## SHORT EXERCISE
Transcribe every line exactly. Leave the pictures behind.

++++ RECORDS TO USE

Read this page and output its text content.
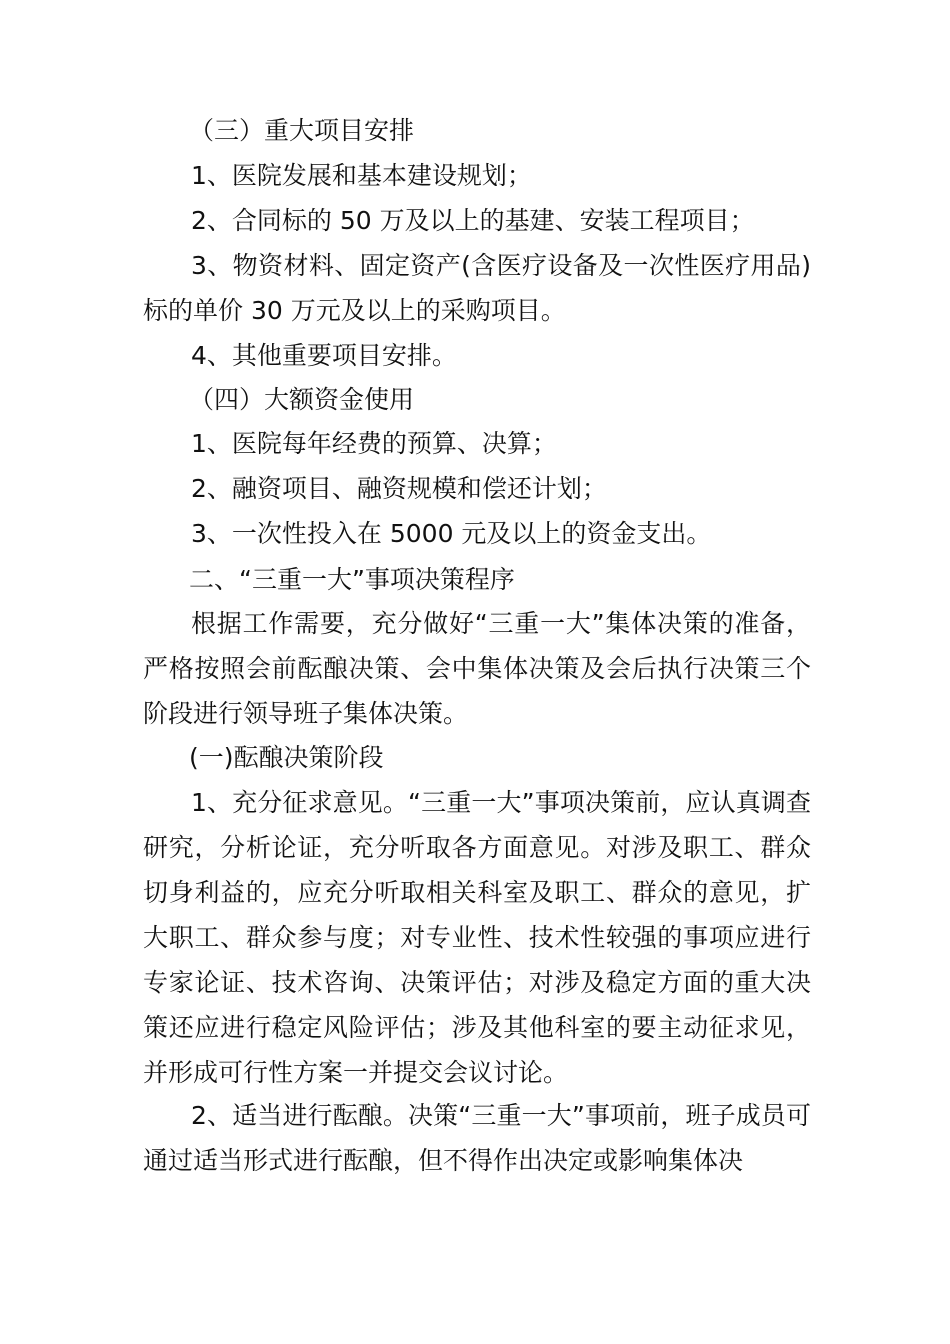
（三）重大项目安排

1、医院发展和基本建设规划；

2、合同标的 50 万及以上的基建、安装工程项目；

3、物资材料、固定资产(含医疗设备及一次性医疗用品)标的单价 30 万元及以上的采购项目。

4、其他重要项目安排。

（四）大额资金使用

1、医院每年经费的预算、决算；

2、融资项目、融资规模和偿还计划；

3、一次性投入在 5000 元及以上的资金支出。

二、“三重一大”事项决策程序

根据工作需要，充分做好“三重一大”集体决策的准备，严格按照会前酝酿决策、会中集体决策及会后执行决策三个阶段进行领导班子集体决策。

(一)酝酿决策阶段

1、充分征求意见。“三重一大”事项决策前，应认真调查研究，分析论证，充分听取各方面意见。对涉及职工、群众切身利益的，应充分听取相关科室及职工、群众的意见，扩大职工、群众参与度；对专业性、技术性较强的事项应进行专家论证、技术咨询、决策评估；对涉及稳定方面的重大决策还应进行稳定风险评估；涉及其他科室的要主动征求见，并形成可行性方案一并提交会议讨论。

2、适当进行酝酿。决策“三重一大”事项前，班子成员可通过适当形式进行酝酿，但不得作出决定或影响集体决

++++++++

## WORKED ANSWER
Read this page and output its text content.
（三）重大项目安排

1、医院发展和基本建设规划；

2、合同标的 50 万及以上的基建、安装工程项目；

3、物资材料、固定资产(含医疗设备及一次性医疗用品)标的单价 30 万元及以上的采购项目。

4、其他重要项目安排。

（四）大额资金使用

1、医院每年经费的预算、决算；

2、融资项目、融资规模和偿还计划；

3、一次性投入在 5000 元及以上的资金支出。

二、“三重一大”事项决策程序

根据工作需要，充分做好“三重一大”集体决策的准备，严格按照会前酝酿决策、会中集体决策及会后执行决策三个阶段进行领导班子集体决策。

(一)酝酿决策阶段

1、充分征求意见。“三重一大”事项决策前，应认真调查研究，分析论证，充分听取各方面意见。对涉及职工、群众切身利益的，应充分听取相关科室及职工、群众的意见，扩大职工、群众参与度；对专业性、技术性较强的事项应进行专家论证、技术咨询、决策评估；对涉及稳定方面的重大决策还应进行稳定风险评估；涉及其他科室的要主动征求见，并形成可行性方案一并提交会议讨论。

2、适当进行酝酿。决策“三重一大”事项前，班子成员可通过适当形式进行酝酿，但不得作出决定或影响集体决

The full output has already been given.